[start SUPPLIED INFORMATION]

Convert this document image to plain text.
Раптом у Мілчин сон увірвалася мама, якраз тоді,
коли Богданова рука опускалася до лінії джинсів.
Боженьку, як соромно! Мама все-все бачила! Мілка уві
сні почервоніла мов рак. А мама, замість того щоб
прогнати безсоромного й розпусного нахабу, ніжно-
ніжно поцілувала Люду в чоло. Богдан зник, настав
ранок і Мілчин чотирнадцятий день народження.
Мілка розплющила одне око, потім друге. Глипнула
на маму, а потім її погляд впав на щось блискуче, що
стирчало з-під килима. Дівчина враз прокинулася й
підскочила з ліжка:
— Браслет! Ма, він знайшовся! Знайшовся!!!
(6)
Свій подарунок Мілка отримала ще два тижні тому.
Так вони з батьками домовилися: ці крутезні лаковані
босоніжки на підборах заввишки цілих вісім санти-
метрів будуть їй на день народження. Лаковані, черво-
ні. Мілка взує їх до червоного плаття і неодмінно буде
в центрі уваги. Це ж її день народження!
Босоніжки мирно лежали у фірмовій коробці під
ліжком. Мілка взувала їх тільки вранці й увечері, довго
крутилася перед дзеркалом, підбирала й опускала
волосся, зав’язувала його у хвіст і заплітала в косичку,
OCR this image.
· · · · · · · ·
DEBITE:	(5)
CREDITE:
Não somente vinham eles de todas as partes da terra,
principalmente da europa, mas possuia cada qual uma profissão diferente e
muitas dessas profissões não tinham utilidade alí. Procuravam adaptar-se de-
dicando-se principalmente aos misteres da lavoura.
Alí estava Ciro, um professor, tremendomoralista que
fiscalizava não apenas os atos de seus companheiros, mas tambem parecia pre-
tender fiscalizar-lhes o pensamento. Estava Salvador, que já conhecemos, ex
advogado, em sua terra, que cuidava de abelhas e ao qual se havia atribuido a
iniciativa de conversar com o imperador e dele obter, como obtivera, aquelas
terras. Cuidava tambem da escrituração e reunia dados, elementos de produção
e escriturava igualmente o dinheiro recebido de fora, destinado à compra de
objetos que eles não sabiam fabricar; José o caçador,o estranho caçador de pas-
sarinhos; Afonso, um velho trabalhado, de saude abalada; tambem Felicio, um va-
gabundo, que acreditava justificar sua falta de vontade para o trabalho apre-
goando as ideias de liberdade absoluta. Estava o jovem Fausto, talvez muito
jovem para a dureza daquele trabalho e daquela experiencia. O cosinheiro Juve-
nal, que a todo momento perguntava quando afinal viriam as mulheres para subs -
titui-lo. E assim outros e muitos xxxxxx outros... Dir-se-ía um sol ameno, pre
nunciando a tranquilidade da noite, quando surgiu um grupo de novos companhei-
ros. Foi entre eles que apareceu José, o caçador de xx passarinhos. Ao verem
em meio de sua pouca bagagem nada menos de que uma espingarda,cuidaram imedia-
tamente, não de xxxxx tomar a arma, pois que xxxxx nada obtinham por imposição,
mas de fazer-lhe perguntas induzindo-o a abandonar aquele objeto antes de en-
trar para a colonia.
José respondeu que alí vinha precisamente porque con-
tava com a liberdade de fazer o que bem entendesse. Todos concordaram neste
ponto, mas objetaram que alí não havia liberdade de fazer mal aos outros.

[end SUPPLIED INFORMATION]

▶ **SET PROBLEM**:
In the records above, find the lines containing "Мілка" and copy them.

▶ **OUTPUT BELOW**:
Боженьку, як соромно! Мама все-все бачила! Мілка уві
Мілка розплющила одне око, потім друге. Глипнула
Свій подарунок Мілка отримала ще два тижні тому.
ні. Мілка взує їх до червоного плаття і неодмінно буде
ліжком. Мілка взувала їх тільки вранці й увечері, довго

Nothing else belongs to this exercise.